* YOUR GOAL: Copy out the material below in full, but not its images.

(Stored dataset items)

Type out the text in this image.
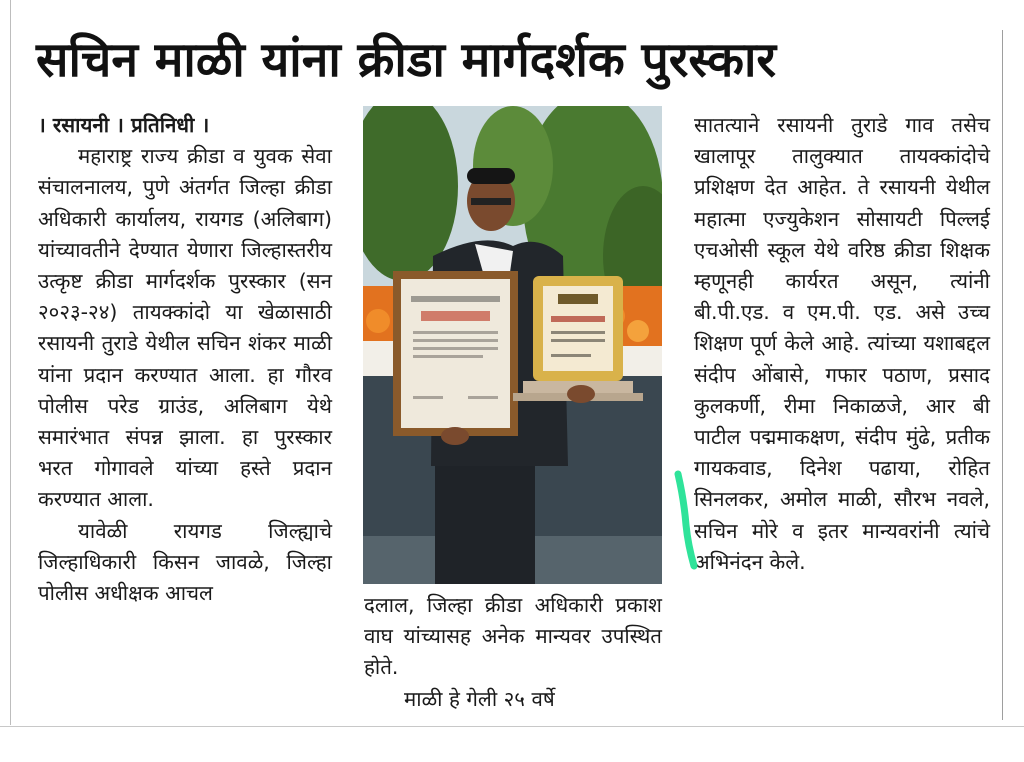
सचिन माळी यांना क्रीडा मार्गदर्शक पुरस्कार

। रसायनी । प्रतिनिधी ।

महाराष्ट्र राज्य क्रीडा व युवक सेवा संचालनालय, पुणे अंतर्गत जिल्हा क्रीडा अधिकारी कार्यालय, रायगड (अलिबाग) यांच्यावतीने देण्यात येणारा जिल्हास्तरीय उत्कृष्ट क्रीडा मार्गदर्शक पुरस्कार (सन २०२३-२४) तायक्कांदो या खेळासाठी रसायनी तुराडे येथील सचिन शंकर माळी यांना प्रदान करण्यात आला. हा गौरव पोलीस परेड ग्राउंड, अलिबाग येथे समारंभात संपन्न झाला. हा पुरस्कार भरत गोगावले यांच्या हस्ते प्रदान करण्यात आला.

यावेळी रायगड जिल्ह्याचे जिल्हाधिकारी किसन जावळे, जिल्हा पोलीस अधीक्षक आचल	दलाल, जिल्हा क्रीडा अधिकारी प्रकाश वाघ यांच्यासह अनेक मान्यवर उपस्थित होते.

माळी हे गेली २५ वर्षे

सातत्याने रसायनी तुराडे गाव तसेच खालापूर तालुक्यात तायक्कांदोचे प्रशिक्षण देत आहेत. ते रसायनी येथील महात्मा एज्युकेशन सोसायटी पिल्लई एचओसी स्कूल येथे वरिष्ठ क्रीडा शिक्षक म्हणूनही कार्यरत असून, त्यांनी बी.पी.एड. व एम.पी. एड. असे उच्च शिक्षण पूर्ण केले आहे. त्यांच्या यशाबद्दल संदीप ओंबासे, गफार पठाण, प्रसाद कुलकर्णी, रीमा निकाळजे, आर बी पाटील पद्ममाकक्षण, संदीप मुंढे, प्रतीक गायकवाड, दिनेश पढाया, रोहित सिनलकर, अमोल माळी, सौरभ नवले, सचिन मोरे व इतर मान्यवरांनी त्यांचे अभिनंदन केले.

* ANSWER FOR THIS EXERCISE:
Type out the text in this image.
सचिन माळी यांना क्रीडा मार्गदर्शक पुरस्कार

। रसायनी । प्रतिनिधी ।

महाराष्ट्र राज्य क्रीडा व युवक सेवा संचालनालय, पुणे अंतर्गत जिल्हा क्रीडा अधिकारी कार्यालय, रायगड (अलिबाग) यांच्यावतीने देण्यात येणारा जिल्हास्तरीय उत्कृष्ट क्रीडा मार्गदर्शक पुरस्कार (सन २०२३-२४) तायक्कांदो या खेळासाठी रसायनी तुराडे येथील सचिन शंकर माळी यांना प्रदान करण्यात आला. हा गौरव पोलीस परेड ग्राउंड, अलिबाग येथे समारंभात संपन्न झाला. हा पुरस्कार भरत गोगावले यांच्या हस्ते प्रदान करण्यात आला.

यावेळी रायगड जिल्ह्याचे जिल्हाधिकारी किसन जावळे, जिल्हा पोलीस अधीक्षक आचल	दलाल, जिल्हा क्रीडा अधिकारी प्रकाश वाघ यांच्यासह अनेक मान्यवर उपस्थित होते.

माळी हे गेली २५ वर्षे

सातत्याने रसायनी तुराडे गाव तसेच खालापूर तालुक्यात तायक्कांदोचे प्रशिक्षण देत आहेत. ते रसायनी येथील महात्मा एज्युकेशन सोसायटी पिल्लई एचओसी स्कूल येथे वरिष्ठ क्रीडा शिक्षक म्हणूनही कार्यरत असून, त्यांनी बी.पी.एड. व एम.पी. एड. असे उच्च शिक्षण पूर्ण केले आहे. त्यांच्या यशाबद्दल संदीप ओंबासे, गफार पठाण, प्रसाद कुलकर्णी, रीमा निकाळजे, आर बी पाटील पद्ममाकक्षण, संदीप मुंढे, प्रतीक गायकवाड, दिनेश पढाया, रोहित सिनलकर, अमोल माळी, सौरभ नवले, सचिन मोरे व इतर मान्यवरांनी त्यांचे अभिनंदन केले.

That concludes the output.